Description of the task: Check each line of the records below and collect those that include the word "INPUT".

Dataset:
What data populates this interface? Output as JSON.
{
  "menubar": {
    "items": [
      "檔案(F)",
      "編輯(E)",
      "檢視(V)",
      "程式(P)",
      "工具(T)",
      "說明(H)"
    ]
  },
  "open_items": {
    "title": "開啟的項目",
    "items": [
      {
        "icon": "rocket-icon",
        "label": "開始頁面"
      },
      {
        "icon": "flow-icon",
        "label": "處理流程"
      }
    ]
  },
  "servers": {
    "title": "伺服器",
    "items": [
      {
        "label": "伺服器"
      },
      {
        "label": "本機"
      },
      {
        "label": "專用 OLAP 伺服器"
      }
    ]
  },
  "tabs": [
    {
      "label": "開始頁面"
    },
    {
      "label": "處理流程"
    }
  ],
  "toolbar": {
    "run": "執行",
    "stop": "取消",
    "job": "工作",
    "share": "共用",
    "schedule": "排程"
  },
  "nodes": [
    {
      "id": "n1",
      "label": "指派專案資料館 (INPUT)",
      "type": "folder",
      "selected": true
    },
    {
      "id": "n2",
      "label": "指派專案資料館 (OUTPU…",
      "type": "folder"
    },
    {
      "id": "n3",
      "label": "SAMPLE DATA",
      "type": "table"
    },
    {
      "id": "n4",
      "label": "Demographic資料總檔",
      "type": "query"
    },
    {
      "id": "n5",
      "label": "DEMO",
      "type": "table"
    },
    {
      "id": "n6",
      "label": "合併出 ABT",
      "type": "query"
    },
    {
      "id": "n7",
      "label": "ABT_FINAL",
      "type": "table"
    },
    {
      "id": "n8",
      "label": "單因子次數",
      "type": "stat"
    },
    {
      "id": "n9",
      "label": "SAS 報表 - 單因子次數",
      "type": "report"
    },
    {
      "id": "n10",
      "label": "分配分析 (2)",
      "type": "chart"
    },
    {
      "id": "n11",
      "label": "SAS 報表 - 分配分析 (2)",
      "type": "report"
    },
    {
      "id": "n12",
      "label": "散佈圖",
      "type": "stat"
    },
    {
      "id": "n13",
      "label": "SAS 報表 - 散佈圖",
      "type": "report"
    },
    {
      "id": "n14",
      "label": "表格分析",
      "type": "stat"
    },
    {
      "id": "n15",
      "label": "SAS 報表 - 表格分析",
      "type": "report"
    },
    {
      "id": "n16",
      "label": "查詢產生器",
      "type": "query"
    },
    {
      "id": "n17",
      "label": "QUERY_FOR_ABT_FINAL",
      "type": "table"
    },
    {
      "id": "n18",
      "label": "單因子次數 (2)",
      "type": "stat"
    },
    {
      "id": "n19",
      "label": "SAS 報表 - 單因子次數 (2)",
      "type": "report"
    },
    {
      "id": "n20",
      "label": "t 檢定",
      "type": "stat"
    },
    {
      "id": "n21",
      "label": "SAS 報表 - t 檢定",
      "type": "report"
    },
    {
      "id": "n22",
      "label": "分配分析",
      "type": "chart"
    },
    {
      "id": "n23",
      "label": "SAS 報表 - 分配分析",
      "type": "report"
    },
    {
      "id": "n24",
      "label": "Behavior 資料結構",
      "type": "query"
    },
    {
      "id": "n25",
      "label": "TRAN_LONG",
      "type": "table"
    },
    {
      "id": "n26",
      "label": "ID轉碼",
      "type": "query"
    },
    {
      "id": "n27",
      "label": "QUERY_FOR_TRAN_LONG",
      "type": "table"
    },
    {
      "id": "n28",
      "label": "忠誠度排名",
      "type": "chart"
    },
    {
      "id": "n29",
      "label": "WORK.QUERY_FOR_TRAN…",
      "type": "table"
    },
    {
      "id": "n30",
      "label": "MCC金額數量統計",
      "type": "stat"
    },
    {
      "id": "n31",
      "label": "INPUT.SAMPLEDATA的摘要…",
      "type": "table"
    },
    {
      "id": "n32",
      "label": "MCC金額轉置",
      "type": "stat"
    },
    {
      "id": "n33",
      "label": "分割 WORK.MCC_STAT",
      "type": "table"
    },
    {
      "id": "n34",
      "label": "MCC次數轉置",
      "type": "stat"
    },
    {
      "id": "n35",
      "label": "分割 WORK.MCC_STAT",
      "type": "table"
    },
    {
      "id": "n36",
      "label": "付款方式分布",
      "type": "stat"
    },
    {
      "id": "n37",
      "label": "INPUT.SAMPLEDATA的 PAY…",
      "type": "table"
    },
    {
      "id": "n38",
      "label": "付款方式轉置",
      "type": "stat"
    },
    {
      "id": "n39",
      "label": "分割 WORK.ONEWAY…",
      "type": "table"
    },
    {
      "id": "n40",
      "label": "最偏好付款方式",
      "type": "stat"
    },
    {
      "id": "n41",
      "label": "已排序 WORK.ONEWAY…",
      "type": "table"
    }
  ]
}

Reply to the exercise:
      "label": "指派專案資料館 (INPUT)",
      "label": "INPUT.SAMPLEDATA的摘要…",
      "label": "INPUT.SAMPLEDATA的 PAY…",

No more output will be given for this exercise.